• _What you have to do_: Take the entries below and print all of them exactly, please.
--
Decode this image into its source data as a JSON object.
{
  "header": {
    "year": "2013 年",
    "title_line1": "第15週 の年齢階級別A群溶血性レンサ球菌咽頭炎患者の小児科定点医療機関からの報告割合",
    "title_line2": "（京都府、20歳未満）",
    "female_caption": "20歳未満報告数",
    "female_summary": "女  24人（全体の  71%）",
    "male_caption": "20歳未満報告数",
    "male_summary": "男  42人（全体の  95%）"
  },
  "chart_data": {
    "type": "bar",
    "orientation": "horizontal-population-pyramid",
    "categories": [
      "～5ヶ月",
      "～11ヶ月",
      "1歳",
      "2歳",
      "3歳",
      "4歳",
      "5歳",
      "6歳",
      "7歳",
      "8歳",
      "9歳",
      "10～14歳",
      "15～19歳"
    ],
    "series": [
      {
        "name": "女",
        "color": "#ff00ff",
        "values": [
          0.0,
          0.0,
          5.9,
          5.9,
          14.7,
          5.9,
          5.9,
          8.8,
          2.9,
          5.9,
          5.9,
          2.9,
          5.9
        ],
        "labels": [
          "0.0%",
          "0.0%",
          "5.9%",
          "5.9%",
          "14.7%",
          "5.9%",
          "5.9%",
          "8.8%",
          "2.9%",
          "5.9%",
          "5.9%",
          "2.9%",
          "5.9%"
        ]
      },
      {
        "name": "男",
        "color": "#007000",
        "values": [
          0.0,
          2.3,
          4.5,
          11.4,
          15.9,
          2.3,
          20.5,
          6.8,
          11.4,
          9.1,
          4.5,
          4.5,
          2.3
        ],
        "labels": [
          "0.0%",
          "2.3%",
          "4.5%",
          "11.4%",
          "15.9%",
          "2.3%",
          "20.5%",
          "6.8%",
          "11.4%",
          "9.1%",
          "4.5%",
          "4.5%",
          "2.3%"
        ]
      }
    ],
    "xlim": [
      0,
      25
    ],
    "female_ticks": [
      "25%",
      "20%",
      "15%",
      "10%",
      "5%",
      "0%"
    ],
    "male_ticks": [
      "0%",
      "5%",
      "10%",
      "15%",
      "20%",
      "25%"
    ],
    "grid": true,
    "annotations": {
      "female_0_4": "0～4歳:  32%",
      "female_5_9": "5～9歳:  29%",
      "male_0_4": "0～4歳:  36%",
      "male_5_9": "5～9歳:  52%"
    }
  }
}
--
• _Correct response_:
Decode this image into its source data as a JSON object.
{
  "header": {
    "year": "2013 年",
    "title_line1": "第15週 の年齢階級別A群溶血性レンサ球菌咽頭炎患者の小児科定点医療機関からの報告割合",
    "title_line2": "（京都府、20歳未満）",
    "female_caption": "20歳未満報告数",
    "female_summary": "女  24人（全体の  71%）",
    "male_caption": "20歳未満報告数",
    "male_summary": "男  42人（全体の  95%）"
  },
  "chart_data": {
    "type": "bar",
    "orientation": "horizontal-population-pyramid",
    "categories": [
      "～5ヶ月",
      "～11ヶ月",
      "1歳",
      "2歳",
      "3歳",
      "4歳",
      "5歳",
      "6歳",
      "7歳",
      "8歳",
      "9歳",
      "10～14歳",
      "15～19歳"
    ],
    "series": [
      {
        "name": "女",
        "color": "#ff00ff",
        "values": [
          0.0,
          0.0,
          5.9,
          5.9,
          14.7,
          5.9,
          5.9,
          8.8,
          2.9,
          5.9,
          5.9,
          2.9,
          5.9
        ],
        "labels": [
          "0.0%",
          "0.0%",
          "5.9%",
          "5.9%",
          "14.7%",
          "5.9%",
          "5.9%",
          "8.8%",
          "2.9%",
          "5.9%",
          "5.9%",
          "2.9%",
          "5.9%"
        ]
      },
      {
        "name": "男",
        "color": "#007000",
        "values": [
          0.0,
          2.3,
          4.5,
          11.4,
          15.9,
          2.3,
          20.5,
          6.8,
          11.4,
          9.1,
          4.5,
          4.5,
          2.3
        ],
        "labels": [
          "0.0%",
          "2.3%",
          "4.5%",
          "11.4%",
          "15.9%",
          "2.3%",
          "20.5%",
          "6.8%",
          "11.4%",
          "9.1%",
          "4.5%",
          "4.5%",
          "2.3%"
        ]
      }
    ],
    "xlim": [
      0,
      25
    ],
    "female_ticks": [
      "25%",
      "20%",
      "15%",
      "10%",
      "5%",
      "0%"
    ],
    "male_ticks": [
      "0%",
      "5%",
      "10%",
      "15%",
      "20%",
      "25%"
    ],
    "grid": true,
    "annotations": {
      "female_0_4": "0～4歳:  32%",
      "female_5_9": "5～9歳:  29%",
      "male_0_4": "0～4歳:  36%",
      "male_5_9": "5～9歳:  52%"
    }
  }
}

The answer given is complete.